WRITTEN TASK » Restate each line word for word. Leave out every picture.

— START MATERIAL —

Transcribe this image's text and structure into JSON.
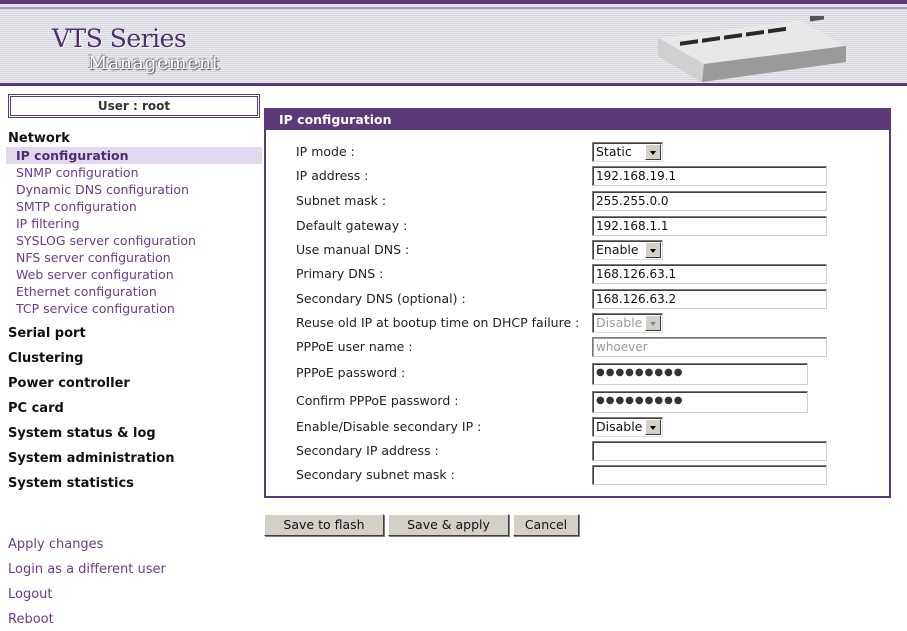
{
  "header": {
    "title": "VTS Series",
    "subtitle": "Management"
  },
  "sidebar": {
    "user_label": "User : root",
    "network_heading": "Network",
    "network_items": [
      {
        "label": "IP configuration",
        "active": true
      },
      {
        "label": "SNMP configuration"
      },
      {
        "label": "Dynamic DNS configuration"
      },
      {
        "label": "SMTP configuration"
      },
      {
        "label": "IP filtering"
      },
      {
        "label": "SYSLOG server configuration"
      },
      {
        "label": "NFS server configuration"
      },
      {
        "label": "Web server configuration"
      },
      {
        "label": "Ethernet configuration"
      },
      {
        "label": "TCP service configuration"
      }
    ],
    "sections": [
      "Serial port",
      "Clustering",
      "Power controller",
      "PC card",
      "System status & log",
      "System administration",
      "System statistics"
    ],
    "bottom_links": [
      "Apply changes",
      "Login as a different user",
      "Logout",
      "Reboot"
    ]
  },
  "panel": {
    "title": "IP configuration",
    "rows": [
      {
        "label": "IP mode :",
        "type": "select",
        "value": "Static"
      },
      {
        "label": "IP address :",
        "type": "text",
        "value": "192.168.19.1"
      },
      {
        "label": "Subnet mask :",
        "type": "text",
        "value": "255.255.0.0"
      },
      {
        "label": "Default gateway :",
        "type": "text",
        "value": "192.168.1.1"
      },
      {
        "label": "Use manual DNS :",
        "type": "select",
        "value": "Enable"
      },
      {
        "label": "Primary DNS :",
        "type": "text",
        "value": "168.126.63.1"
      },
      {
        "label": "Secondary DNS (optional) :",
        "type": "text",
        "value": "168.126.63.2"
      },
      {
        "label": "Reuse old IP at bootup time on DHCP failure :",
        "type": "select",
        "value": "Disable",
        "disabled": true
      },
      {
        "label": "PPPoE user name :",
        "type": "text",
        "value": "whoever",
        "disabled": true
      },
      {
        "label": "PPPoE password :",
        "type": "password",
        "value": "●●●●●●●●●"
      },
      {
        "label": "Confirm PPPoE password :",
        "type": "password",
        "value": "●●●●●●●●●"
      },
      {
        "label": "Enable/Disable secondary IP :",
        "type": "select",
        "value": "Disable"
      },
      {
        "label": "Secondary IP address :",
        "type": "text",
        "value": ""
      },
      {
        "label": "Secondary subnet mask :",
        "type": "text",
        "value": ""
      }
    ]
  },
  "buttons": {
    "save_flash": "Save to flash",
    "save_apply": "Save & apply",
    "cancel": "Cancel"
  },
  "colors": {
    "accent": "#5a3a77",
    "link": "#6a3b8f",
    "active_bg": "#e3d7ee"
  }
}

— END MATERIAL —

THE RESULT »
Transcribe this image's text and structure into JSON.
{
  "header": {
    "title": "VTS Series",
    "subtitle": "Management"
  },
  "sidebar": {
    "user_label": "User : root",
    "network_heading": "Network",
    "network_items": [
      {
        "label": "IP configuration",
        "active": true
      },
      {
        "label": "SNMP configuration"
      },
      {
        "label": "Dynamic DNS configuration"
      },
      {
        "label": "SMTP configuration"
      },
      {
        "label": "IP filtering"
      },
      {
        "label": "SYSLOG server configuration"
      },
      {
        "label": "NFS server configuration"
      },
      {
        "label": "Web server configuration"
      },
      {
        "label": "Ethernet configuration"
      },
      {
        "label": "TCP service configuration"
      }
    ],
    "sections": [
      "Serial port",
      "Clustering",
      "Power controller",
      "PC card",
      "System status & log",
      "System administration",
      "System statistics"
    ],
    "bottom_links": [
      "Apply changes",
      "Login as a different user",
      "Logout",
      "Reboot"
    ]
  },
  "panel": {
    "title": "IP configuration",
    "rows": [
      {
        "label": "IP mode :",
        "type": "select",
        "value": "Static"
      },
      {
        "label": "IP address :",
        "type": "text",
        "value": "192.168.19.1"
      },
      {
        "label": "Subnet mask :",
        "type": "text",
        "value": "255.255.0.0"
      },
      {
        "label": "Default gateway :",
        "type": "text",
        "value": "192.168.1.1"
      },
      {
        "label": "Use manual DNS :",
        "type": "select",
        "value": "Enable"
      },
      {
        "label": "Primary DNS :",
        "type": "text",
        "value": "168.126.63.1"
      },
      {
        "label": "Secondary DNS (optional) :",
        "type": "text",
        "value": "168.126.63.2"
      },
      {
        "label": "Reuse old IP at bootup time on DHCP failure :",
        "type": "select",
        "value": "Disable",
        "disabled": true
      },
      {
        "label": "PPPoE user name :",
        "type": "text",
        "value": "whoever",
        "disabled": true
      },
      {
        "label": "PPPoE password :",
        "type": "password",
        "value": "●●●●●●●●●"
      },
      {
        "label": "Confirm PPPoE password :",
        "type": "password",
        "value": "●●●●●●●●●"
      },
      {
        "label": "Enable/Disable secondary IP :",
        "type": "select",
        "value": "Disable"
      },
      {
        "label": "Secondary IP address :",
        "type": "text",
        "value": ""
      },
      {
        "label": "Secondary subnet mask :",
        "type": "text",
        "value": ""
      }
    ]
  },
  "buttons": {
    "save_flash": "Save to flash",
    "save_apply": "Save & apply",
    "cancel": "Cancel"
  },
  "colors": {
    "accent": "#5a3a77",
    "link": "#6a3b8f",
    "active_bg": "#e3d7ee"
  }
}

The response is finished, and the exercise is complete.